**Recorded information**:

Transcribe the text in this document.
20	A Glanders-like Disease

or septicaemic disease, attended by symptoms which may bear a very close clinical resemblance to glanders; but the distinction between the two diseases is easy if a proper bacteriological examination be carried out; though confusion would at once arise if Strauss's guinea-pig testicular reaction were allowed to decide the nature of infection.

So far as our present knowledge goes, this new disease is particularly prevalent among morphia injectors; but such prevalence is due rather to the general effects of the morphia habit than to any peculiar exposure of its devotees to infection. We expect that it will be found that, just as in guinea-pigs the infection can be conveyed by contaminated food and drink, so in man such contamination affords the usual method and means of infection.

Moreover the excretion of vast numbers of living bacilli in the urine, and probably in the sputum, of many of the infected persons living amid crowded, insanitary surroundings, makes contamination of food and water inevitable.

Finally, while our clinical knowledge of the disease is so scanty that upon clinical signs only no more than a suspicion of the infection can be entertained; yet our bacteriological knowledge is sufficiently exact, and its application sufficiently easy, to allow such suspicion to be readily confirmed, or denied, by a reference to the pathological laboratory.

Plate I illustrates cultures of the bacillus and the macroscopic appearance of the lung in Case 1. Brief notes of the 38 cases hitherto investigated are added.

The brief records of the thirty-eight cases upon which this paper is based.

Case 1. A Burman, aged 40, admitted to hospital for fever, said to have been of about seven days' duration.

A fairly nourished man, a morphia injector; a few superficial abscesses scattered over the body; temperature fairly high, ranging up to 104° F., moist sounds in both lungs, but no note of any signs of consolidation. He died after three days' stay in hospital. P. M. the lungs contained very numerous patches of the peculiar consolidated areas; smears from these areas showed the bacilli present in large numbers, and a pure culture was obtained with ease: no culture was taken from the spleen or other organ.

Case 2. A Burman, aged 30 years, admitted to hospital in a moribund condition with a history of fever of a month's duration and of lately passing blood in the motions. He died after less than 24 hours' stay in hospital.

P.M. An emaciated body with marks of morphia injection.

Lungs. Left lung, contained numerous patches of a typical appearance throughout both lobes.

**Your task**: Across the listing above, how many lines include the word "cases"? Answer with only the number.

**Exercise result**: 2